=== EXERCISE BRIEF ===
Copy the listing below in full and skip every picture.

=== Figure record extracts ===
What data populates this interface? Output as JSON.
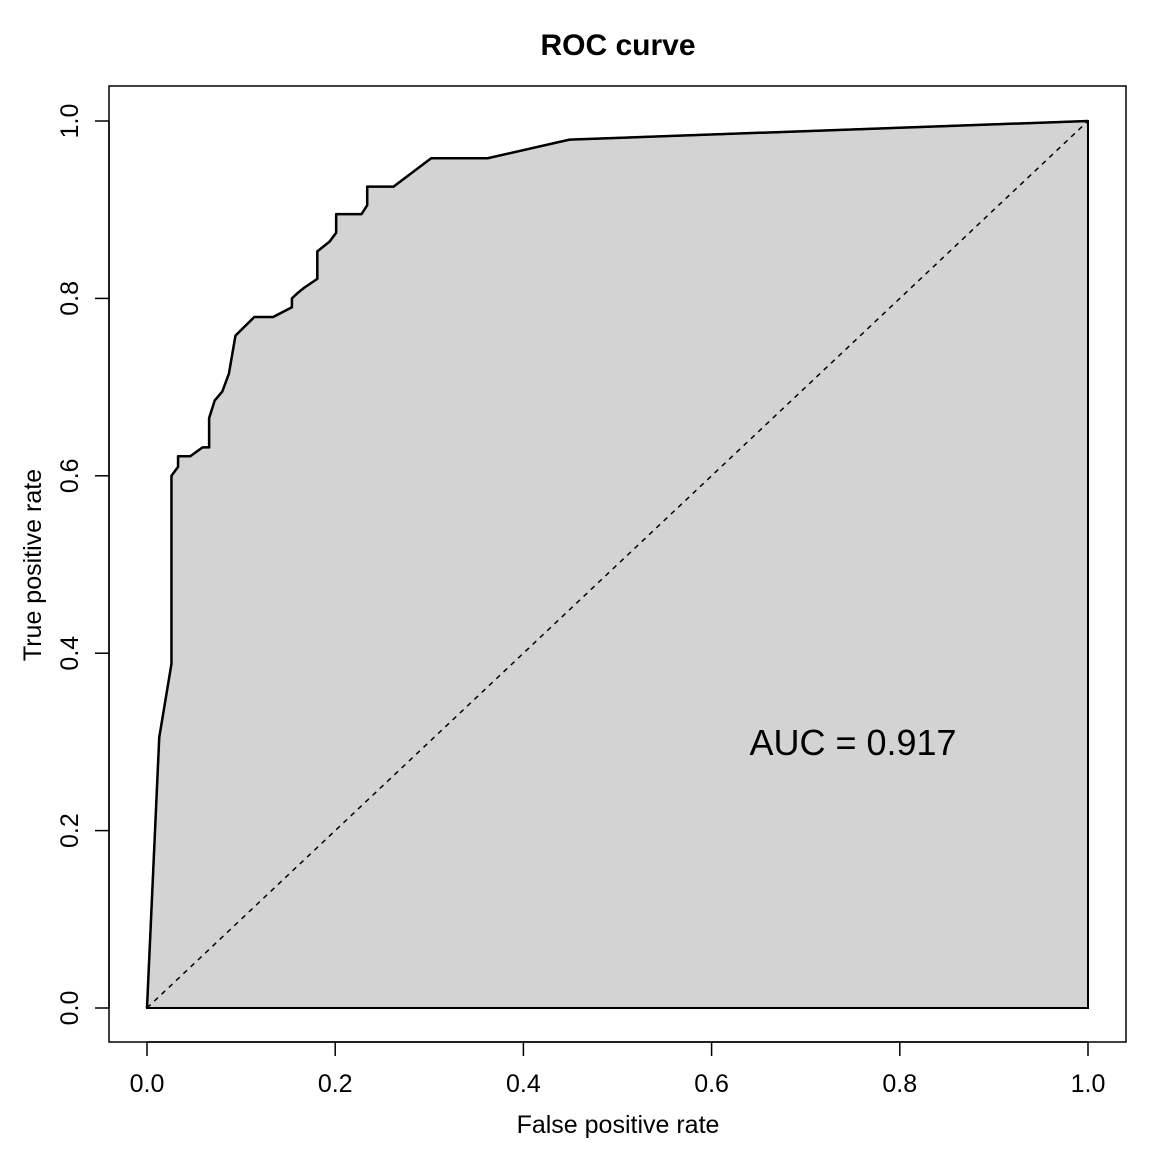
{
  "chart_data": {
    "type": "area",
    "title": "ROC curve",
    "xlabel": "False positive rate",
    "ylabel": "True positive rate",
    "xlim": [
      0,
      1
    ],
    "ylim": [
      0,
      1
    ],
    "x_ticks": [
      "0.0",
      "0.2",
      "0.4",
      "0.6",
      "0.8",
      "1.0"
    ],
    "y_ticks": [
      "0.0",
      "0.2",
      "0.4",
      "0.6",
      "0.8",
      "1.0"
    ],
    "grid": false,
    "annotation": "AUC = 0.917",
    "fill_color": "#d3d3d3",
    "line_color": "#000000",
    "reference_line": {
      "style": "dashed",
      "x": [
        0,
        1
      ],
      "y": [
        0,
        1
      ]
    },
    "series": [
      {
        "x": [
          0.0,
          0.013,
          0.026,
          0.026,
          0.033,
          0.033,
          0.046,
          0.059,
          0.066,
          0.066,
          0.072,
          0.08,
          0.087,
          0.094,
          0.114,
          0.134,
          0.154,
          0.154,
          0.16,
          0.167,
          0.181,
          0.181,
          0.194,
          0.201,
          0.201,
          0.228,
          0.234,
          0.234,
          0.262,
          0.302,
          0.362,
          0.449,
          1.0
        ],
        "y": [
          0.0,
          0.305,
          0.388,
          0.6,
          0.61,
          0.622,
          0.622,
          0.632,
          0.632,
          0.665,
          0.685,
          0.695,
          0.715,
          0.758,
          0.779,
          0.779,
          0.79,
          0.8,
          0.806,
          0.812,
          0.822,
          0.853,
          0.864,
          0.874,
          0.895,
          0.895,
          0.905,
          0.926,
          0.926,
          0.958,
          0.958,
          0.979,
          1.0
        ]
      }
    ]
  }
}
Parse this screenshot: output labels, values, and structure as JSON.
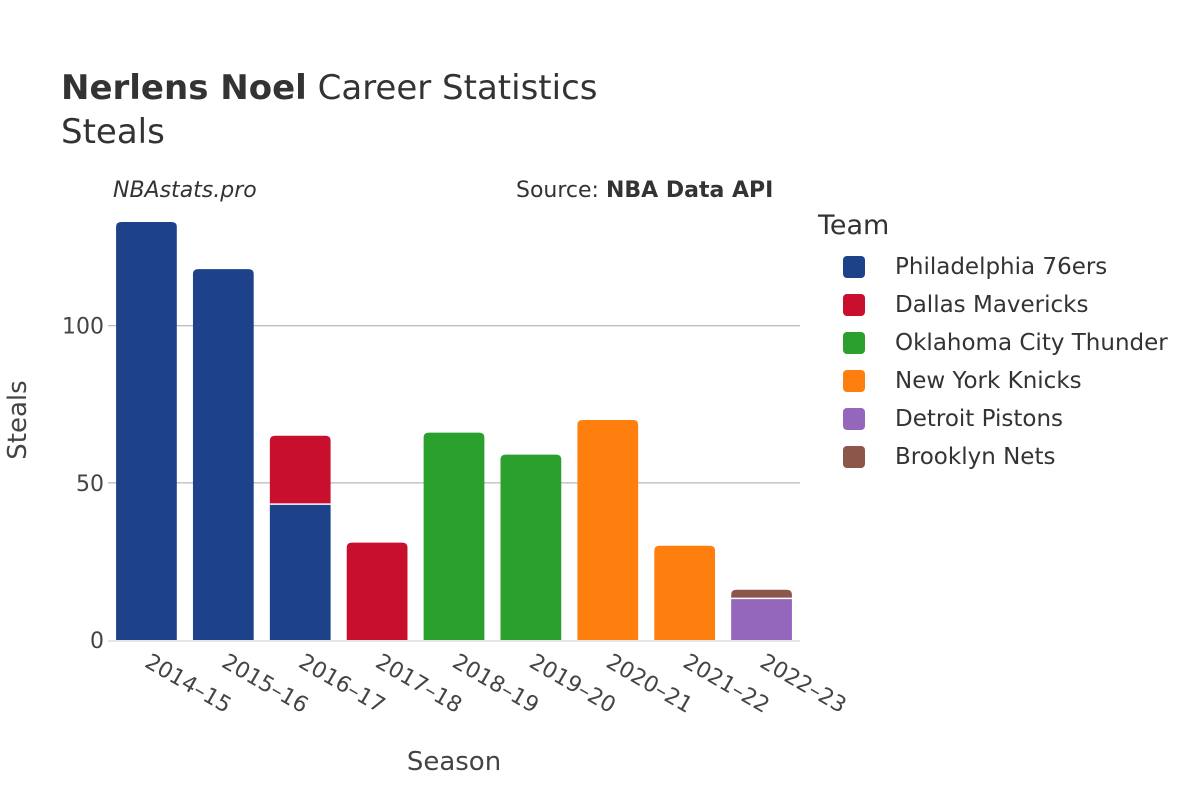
{
  "header": {
    "player_name": "Nerlens Noel",
    "title_rest": "Career Statistics",
    "subtitle": "Steals",
    "watermark": "NBAstats.pro",
    "source_prefix": "Source:",
    "source_name": "NBA Data API"
  },
  "legend": {
    "title": "Team"
  },
  "chart_data": {
    "type": "bar",
    "stacked": true,
    "xlabel": "Season",
    "ylabel": "Steals",
    "ylim": [
      0,
      133
    ],
    "yticks": [
      0,
      50,
      100
    ],
    "grid": true,
    "legend_position": "right",
    "categories": [
      "2014–15",
      "2015–16",
      "2016–17",
      "2017–18",
      "2018–19",
      "2019–20",
      "2020–21",
      "2021–22",
      "2022–23"
    ],
    "series": [
      {
        "name": "Philadelphia 76ers",
        "color": "#1d428a",
        "values": [
          133,
          118,
          43,
          0,
          0,
          0,
          0,
          0,
          0
        ]
      },
      {
        "name": "Dallas Mavericks",
        "color": "#c8102e",
        "values": [
          0,
          0,
          22,
          31,
          0,
          0,
          0,
          0,
          0
        ]
      },
      {
        "name": "Oklahoma City Thunder",
        "color": "#2ca02c",
        "values": [
          0,
          0,
          0,
          0,
          66,
          59,
          0,
          0,
          0
        ]
      },
      {
        "name": "New York Knicks",
        "color": "#ff7f0e",
        "values": [
          0,
          0,
          0,
          0,
          0,
          0,
          70,
          30,
          0
        ]
      },
      {
        "name": "Detroit Pistons",
        "color": "#9467bd",
        "values": [
          0,
          0,
          0,
          0,
          0,
          0,
          0,
          0,
          13
        ]
      },
      {
        "name": "Brooklyn Nets",
        "color": "#8c564b",
        "values": [
          0,
          0,
          0,
          0,
          0,
          0,
          0,
          0,
          3
        ]
      }
    ]
  }
}
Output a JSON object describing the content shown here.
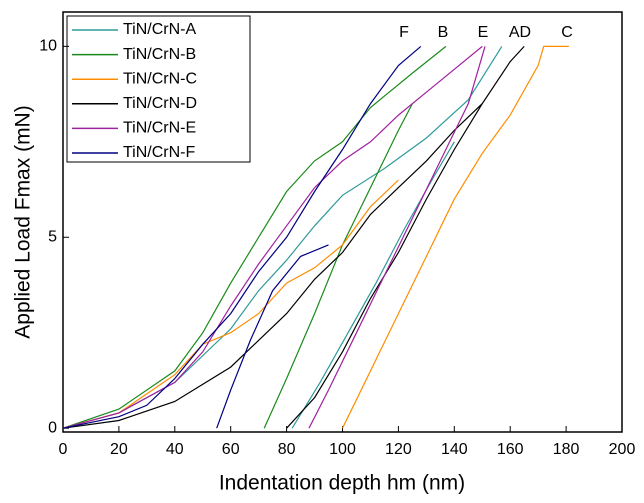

=== COMPLETED EXERCISE ===
What data populates this interface? Output as JSON.
{
  "chart_data": {
    "type": "area",
    "title": "ROC curve",
    "xlabel": "False positive rate",
    "ylabel": "True positive rate",
    "xlim": [
      0,
      1
    ],
    "ylim": [
      0,
      1
    ],
    "x_ticks": [
      "0.0",
      "0.2",
      "0.4",
      "0.6",
      "0.8",
      "1.0"
    ],
    "y_ticks": [
      "0.0",
      "0.2",
      "0.4",
      "0.6",
      "0.8",
      "1.0"
    ],
    "grid": false,
    "annotation": "AUC = 0.917",
    "fill_color": "#d3d3d3",
    "line_color": "#000000",
    "reference_line": {
      "style": "dashed",
      "x": [
        0,
        1
      ],
      "y": [
        0,
        1
      ]
    },
    "series": [
      {
        "x": [
          0.0,
          0.013,
          0.026,
          0.026,
          0.033,
          0.033,
          0.046,
          0.059,
          0.066,
          0.066,
          0.072,
          0.08,
          0.087,
          0.094,
          0.114,
          0.134,
          0.154,
          0.154,
          0.16,
          0.167,
          0.181,
          0.181,
          0.194,
          0.201,
          0.201,
          0.228,
          0.234,
          0.234,
          0.262,
          0.302,
          0.362,
          0.449,
          1.0
        ],
        "y": [
          0.0,
          0.305,
          0.388,
          0.6,
          0.61,
          0.622,
          0.622,
          0.632,
          0.632,
          0.665,
          0.685,
          0.695,
          0.715,
          0.758,
          0.779,
          0.779,
          0.79,
          0.8,
          0.806,
          0.812,
          0.822,
          0.853,
          0.864,
          0.874,
          0.895,
          0.895,
          0.905,
          0.926,
          0.926,
          0.958,
          0.958,
          0.979,
          1.0
        ]
      }
    ]
  }
}
Parse this screenshot: output labels, values, and structure as JSON.
{
  "header": {
    "player_name": "Nerlens Noel",
    "title_rest": "Career Statistics",
    "subtitle": "Steals",
    "watermark": "NBAstats.pro",
    "source_prefix": "Source:",
    "source_name": "NBA Data API"
  },
  "legend": {
    "title": "Team"
  },
  "chart_data": {
    "type": "bar",
    "stacked": true,
    "xlabel": "Season",
    "ylabel": "Steals",
    "ylim": [
      0,
      133
    ],
    "yticks": [
      0,
      50,
      100
    ],
    "grid": true,
    "legend_position": "right",
    "categories": [
      "2014–15",
      "2015–16",
      "2016–17",
      "2017–18",
      "2018–19",
      "2019–20",
      "2020–21",
      "2021–22",
      "2022–23"
    ],
    "series": [
      {
        "name": "Philadelphia 76ers",
        "color": "#1d428a",
        "values": [
          133,
          118,
          43,
          0,
          0,
          0,
          0,
          0,
          0
        ]
      },
      {
        "name": "Dallas Mavericks",
        "color": "#c8102e",
        "values": [
          0,
          0,
          22,
          31,
          0,
          0,
          0,
          0,
          0
        ]
      },
      {
        "name": "Oklahoma City Thunder",
        "color": "#2ca02c",
        "values": [
          0,
          0,
          0,
          0,
          66,
          59,
          0,
          0,
          0
        ]
      },
      {
        "name": "New York Knicks",
        "color": "#ff7f0e",
        "values": [
          0,
          0,
          0,
          0,
          0,
          0,
          70,
          30,
          0
        ]
      },
      {
        "name": "Detroit Pistons",
        "color": "#9467bd",
        "values": [
          0,
          0,
          0,
          0,
          0,
          0,
          0,
          0,
          13
        ]
      },
      {
        "name": "Brooklyn Nets",
        "color": "#8c564b",
        "values": [
          0,
          0,
          0,
          0,
          0,
          0,
          0,
          0,
          3
        ]
      }
    ]
  }
}
Output a JSON object describing the content shown here.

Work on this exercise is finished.